* start SUPPLIED RECORDS *

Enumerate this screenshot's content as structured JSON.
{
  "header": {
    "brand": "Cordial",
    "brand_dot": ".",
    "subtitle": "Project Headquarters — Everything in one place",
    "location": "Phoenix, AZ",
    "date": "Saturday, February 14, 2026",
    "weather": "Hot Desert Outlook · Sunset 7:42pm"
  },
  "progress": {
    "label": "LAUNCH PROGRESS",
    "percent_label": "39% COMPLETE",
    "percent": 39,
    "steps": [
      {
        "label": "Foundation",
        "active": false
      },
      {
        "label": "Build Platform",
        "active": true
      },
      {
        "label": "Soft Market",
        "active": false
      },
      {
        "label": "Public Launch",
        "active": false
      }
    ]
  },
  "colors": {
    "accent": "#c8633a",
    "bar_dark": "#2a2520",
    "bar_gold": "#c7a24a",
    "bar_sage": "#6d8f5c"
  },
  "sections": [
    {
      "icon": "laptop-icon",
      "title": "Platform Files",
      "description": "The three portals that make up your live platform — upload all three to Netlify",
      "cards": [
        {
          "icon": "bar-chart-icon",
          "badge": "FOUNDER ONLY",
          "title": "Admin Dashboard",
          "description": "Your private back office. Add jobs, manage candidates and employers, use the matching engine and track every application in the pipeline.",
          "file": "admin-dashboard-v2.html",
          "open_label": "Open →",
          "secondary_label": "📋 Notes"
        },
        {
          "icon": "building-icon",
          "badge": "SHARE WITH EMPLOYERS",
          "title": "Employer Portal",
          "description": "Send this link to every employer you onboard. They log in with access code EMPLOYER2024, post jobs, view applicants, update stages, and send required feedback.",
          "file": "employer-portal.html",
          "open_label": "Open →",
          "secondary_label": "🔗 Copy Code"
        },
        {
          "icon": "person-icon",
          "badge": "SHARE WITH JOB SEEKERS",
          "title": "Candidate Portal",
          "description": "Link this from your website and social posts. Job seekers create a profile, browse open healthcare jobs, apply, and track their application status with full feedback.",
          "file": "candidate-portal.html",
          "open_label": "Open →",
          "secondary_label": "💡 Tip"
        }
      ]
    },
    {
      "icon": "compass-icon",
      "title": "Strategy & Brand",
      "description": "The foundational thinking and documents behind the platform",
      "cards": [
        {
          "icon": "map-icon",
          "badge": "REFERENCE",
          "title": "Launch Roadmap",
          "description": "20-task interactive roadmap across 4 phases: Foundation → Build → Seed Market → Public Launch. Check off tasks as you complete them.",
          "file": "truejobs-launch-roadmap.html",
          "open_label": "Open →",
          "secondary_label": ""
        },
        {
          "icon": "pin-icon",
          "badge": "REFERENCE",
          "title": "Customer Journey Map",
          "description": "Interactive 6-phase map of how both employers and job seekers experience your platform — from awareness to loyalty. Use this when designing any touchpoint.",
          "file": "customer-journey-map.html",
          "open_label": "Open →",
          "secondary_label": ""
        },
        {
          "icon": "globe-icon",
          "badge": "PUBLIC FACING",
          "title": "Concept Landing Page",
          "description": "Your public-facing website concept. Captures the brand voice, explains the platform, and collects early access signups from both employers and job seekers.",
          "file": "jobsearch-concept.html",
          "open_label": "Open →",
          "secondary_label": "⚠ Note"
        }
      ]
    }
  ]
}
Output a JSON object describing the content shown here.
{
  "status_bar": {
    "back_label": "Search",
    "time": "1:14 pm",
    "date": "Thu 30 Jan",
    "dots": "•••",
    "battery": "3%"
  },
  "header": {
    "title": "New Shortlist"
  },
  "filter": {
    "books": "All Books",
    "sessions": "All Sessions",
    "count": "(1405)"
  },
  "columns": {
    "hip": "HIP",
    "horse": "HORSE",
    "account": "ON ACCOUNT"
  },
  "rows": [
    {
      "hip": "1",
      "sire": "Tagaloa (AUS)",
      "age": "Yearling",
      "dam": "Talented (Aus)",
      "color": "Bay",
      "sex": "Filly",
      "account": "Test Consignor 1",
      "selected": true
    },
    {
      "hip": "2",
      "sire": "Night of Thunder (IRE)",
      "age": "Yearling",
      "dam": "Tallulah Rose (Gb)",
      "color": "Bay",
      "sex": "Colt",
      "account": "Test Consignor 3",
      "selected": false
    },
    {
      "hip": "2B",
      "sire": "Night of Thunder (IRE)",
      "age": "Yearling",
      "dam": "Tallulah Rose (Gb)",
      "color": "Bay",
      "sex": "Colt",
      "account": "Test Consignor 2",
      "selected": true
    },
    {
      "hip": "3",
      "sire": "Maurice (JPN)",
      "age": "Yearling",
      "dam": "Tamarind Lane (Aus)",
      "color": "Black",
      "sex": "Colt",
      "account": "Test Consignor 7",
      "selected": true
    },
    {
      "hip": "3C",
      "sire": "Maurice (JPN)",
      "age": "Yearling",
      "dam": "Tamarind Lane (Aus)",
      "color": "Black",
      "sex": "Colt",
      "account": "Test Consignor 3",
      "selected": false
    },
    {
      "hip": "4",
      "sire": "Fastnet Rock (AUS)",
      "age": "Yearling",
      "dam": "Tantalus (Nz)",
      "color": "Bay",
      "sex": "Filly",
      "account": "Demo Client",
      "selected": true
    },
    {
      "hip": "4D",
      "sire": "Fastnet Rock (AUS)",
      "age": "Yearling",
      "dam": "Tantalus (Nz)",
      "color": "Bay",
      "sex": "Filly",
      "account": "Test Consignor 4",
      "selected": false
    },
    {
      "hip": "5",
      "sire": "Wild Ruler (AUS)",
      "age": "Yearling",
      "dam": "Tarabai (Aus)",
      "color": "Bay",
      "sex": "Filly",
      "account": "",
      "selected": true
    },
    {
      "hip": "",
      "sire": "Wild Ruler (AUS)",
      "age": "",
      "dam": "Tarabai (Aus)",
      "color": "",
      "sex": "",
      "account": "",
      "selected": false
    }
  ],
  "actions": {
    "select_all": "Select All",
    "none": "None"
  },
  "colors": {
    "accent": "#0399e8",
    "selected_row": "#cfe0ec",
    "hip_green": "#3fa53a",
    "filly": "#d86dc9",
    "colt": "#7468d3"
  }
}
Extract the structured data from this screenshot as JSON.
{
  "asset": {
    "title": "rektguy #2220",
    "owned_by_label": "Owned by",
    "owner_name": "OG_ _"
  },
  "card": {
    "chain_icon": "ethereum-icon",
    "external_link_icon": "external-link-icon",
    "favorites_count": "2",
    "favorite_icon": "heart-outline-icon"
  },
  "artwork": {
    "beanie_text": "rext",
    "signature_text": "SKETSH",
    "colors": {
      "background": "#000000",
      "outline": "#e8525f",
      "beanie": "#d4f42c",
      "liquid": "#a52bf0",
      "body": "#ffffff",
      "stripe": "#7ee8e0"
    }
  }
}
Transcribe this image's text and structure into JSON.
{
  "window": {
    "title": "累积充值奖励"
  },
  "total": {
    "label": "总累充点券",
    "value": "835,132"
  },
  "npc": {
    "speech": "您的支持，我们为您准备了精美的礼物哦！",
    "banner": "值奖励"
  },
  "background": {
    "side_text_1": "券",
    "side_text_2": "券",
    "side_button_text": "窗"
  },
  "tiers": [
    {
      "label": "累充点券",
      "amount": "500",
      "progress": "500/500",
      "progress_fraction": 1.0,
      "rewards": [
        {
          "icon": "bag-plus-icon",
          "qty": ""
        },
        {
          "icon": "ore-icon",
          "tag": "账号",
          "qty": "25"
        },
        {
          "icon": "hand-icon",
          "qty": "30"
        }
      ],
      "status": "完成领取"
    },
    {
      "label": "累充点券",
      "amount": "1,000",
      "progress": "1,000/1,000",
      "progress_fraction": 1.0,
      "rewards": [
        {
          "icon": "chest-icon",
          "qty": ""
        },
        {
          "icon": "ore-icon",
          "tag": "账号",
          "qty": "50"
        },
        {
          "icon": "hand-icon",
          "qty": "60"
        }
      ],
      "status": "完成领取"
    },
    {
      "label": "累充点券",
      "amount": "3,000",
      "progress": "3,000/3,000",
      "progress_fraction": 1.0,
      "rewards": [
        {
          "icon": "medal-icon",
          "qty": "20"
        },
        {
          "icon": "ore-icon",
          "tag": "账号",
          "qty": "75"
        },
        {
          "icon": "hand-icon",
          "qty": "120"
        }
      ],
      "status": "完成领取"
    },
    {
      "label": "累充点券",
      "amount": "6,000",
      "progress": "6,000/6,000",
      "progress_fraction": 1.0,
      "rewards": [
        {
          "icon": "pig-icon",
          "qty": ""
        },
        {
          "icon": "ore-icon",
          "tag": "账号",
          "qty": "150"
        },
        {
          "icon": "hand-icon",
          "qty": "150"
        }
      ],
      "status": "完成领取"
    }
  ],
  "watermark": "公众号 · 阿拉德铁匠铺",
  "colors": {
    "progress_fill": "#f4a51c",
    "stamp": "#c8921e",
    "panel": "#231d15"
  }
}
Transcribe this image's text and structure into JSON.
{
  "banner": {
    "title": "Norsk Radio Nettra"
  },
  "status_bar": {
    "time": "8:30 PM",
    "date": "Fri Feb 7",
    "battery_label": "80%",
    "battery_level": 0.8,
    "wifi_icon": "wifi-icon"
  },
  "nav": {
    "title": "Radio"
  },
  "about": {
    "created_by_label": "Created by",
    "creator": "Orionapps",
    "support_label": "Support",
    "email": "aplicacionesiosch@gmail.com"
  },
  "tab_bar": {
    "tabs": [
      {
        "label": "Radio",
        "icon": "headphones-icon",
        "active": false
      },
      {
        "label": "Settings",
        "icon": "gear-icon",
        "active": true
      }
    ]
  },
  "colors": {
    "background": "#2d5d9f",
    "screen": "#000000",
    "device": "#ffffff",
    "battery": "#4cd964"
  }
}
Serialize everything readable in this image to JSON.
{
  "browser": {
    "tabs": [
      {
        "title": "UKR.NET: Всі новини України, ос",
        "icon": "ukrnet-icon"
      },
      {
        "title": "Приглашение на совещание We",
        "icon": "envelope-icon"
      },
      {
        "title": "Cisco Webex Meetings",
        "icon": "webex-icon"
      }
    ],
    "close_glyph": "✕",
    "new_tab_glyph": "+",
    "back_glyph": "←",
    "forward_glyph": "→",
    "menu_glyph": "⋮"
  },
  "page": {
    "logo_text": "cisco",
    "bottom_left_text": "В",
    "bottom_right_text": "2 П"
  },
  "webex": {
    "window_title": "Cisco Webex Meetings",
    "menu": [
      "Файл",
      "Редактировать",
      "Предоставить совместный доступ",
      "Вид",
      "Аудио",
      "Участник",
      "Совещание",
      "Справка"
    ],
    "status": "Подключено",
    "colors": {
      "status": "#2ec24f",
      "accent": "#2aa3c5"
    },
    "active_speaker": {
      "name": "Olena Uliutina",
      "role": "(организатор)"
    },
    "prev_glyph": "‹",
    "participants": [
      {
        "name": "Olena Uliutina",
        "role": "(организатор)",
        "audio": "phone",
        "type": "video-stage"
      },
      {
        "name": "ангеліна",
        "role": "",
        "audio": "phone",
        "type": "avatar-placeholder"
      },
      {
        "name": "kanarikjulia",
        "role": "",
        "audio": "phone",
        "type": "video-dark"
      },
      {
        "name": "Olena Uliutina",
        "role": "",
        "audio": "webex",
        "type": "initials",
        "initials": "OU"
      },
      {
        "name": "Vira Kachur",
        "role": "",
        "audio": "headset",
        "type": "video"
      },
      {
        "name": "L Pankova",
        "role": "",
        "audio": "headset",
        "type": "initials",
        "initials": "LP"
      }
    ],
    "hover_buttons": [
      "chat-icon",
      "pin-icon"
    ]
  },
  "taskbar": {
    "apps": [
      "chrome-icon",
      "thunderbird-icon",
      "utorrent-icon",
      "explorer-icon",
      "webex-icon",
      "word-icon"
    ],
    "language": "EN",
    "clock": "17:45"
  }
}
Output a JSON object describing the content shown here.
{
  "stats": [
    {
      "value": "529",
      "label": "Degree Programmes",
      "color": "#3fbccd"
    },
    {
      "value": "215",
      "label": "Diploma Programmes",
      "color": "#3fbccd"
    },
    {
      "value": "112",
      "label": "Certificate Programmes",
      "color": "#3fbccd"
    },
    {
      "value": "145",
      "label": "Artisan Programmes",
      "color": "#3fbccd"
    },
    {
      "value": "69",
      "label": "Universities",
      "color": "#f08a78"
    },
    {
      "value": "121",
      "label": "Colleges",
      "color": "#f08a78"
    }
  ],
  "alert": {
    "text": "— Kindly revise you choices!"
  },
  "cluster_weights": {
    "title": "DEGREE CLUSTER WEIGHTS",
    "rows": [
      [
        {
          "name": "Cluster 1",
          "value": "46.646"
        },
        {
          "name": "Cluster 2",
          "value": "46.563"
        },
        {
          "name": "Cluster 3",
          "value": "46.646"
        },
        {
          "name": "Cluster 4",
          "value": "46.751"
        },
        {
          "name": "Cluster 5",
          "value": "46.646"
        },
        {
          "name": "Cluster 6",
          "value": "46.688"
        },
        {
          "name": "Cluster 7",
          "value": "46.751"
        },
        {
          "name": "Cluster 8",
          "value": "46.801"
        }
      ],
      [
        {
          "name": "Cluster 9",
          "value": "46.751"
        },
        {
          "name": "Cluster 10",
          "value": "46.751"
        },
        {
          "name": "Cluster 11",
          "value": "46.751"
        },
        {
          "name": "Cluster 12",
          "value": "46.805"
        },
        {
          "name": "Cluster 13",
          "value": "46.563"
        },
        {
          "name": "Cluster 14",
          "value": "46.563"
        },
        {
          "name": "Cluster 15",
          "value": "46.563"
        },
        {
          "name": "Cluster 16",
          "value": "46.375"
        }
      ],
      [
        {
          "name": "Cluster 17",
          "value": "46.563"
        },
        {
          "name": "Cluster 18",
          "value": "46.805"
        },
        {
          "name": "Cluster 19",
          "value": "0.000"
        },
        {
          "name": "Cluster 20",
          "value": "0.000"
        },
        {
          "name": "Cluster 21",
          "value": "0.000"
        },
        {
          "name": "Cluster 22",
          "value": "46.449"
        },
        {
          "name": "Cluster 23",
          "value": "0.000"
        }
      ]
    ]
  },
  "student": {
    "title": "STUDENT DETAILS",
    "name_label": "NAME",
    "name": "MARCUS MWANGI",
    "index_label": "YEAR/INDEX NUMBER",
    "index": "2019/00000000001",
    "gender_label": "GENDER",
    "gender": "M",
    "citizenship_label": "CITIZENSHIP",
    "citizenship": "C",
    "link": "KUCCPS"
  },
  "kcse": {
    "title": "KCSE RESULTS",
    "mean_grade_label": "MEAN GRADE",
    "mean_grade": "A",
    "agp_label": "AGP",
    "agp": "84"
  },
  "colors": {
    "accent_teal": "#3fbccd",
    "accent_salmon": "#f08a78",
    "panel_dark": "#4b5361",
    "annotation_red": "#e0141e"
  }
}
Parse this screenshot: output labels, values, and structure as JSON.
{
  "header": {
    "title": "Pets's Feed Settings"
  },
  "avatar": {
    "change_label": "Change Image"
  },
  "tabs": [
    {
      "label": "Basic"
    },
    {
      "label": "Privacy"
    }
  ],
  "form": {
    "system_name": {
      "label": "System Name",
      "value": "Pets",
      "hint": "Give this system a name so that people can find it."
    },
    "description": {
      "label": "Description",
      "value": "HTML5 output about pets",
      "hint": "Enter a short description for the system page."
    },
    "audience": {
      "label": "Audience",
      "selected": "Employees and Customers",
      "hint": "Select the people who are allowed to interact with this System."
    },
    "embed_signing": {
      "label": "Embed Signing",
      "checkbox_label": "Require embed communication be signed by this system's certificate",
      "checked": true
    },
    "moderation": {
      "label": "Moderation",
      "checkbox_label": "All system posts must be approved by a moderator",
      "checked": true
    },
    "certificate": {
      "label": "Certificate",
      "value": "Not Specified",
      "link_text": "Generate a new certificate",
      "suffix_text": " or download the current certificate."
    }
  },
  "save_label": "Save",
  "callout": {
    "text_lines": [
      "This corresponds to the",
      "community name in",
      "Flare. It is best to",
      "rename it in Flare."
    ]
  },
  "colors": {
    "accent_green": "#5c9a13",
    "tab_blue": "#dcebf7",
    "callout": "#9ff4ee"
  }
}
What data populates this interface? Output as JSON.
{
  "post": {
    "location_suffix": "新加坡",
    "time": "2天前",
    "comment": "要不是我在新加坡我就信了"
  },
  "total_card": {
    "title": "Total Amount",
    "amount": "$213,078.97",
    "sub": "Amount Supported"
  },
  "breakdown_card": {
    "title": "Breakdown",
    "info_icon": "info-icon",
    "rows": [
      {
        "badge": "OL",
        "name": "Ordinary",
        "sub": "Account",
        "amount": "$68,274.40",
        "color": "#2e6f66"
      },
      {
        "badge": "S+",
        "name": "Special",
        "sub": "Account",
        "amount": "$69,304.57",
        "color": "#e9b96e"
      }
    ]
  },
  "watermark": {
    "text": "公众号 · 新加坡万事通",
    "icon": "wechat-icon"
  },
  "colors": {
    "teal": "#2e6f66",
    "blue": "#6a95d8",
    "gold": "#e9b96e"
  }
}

* end SUPPLIED RECORDS *

▶ _WRITTEN REQUEST_
Count how many lines in the data above hold the string "type", and give the number with no other words.

▶ _RESULT FOR THIS TASK_
6